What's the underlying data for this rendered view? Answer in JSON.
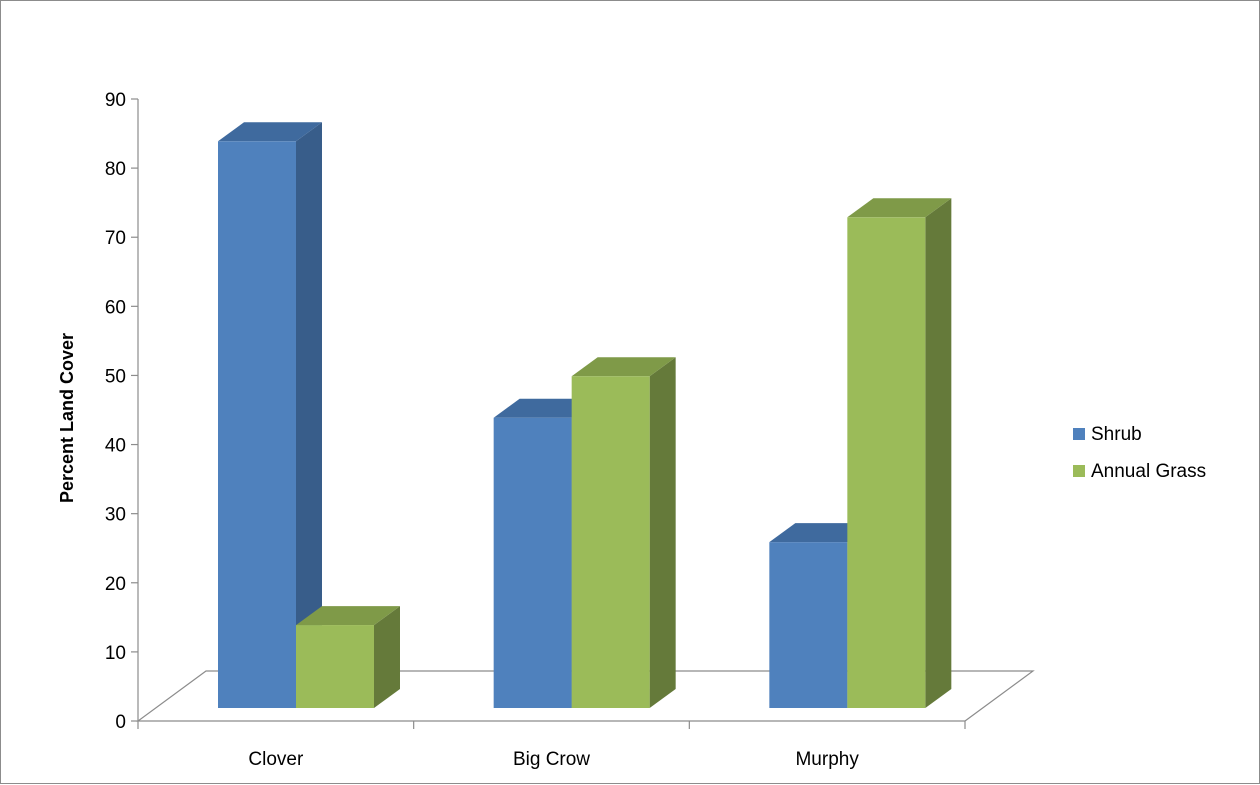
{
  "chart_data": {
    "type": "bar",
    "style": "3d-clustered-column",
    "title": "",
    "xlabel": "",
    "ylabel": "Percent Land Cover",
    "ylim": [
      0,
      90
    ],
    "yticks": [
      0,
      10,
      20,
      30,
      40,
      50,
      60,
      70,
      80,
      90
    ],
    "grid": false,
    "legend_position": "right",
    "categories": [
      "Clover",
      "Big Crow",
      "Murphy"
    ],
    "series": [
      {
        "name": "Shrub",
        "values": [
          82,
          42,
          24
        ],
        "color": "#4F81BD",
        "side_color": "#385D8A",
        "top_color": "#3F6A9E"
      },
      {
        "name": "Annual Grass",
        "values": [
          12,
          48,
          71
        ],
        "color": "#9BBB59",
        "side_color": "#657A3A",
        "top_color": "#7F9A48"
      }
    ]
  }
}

-=-=-

• _What to produce_
Give an exact reproduction of every line, leaving out any picture.

• _Finished task_
What's the underlying data for this rendered view? Answer in JSON.
{
  "chart_data": {
    "type": "bar",
    "style": "3d-clustered-column",
    "title": "",
    "xlabel": "",
    "ylabel": "Percent Land Cover",
    "ylim": [
      0,
      90
    ],
    "yticks": [
      0,
      10,
      20,
      30,
      40,
      50,
      60,
      70,
      80,
      90
    ],
    "grid": false,
    "legend_position": "right",
    "categories": [
      "Clover",
      "Big Crow",
      "Murphy"
    ],
    "series": [
      {
        "name": "Shrub",
        "values": [
          82,
          42,
          24
        ],
        "color": "#4F81BD",
        "side_color": "#385D8A",
        "top_color": "#3F6A9E"
      },
      {
        "name": "Annual Grass",
        "values": [
          12,
          48,
          71
        ],
        "color": "#9BBB59",
        "side_color": "#657A3A",
        "top_color": "#7F9A48"
      }
    ]
  }
}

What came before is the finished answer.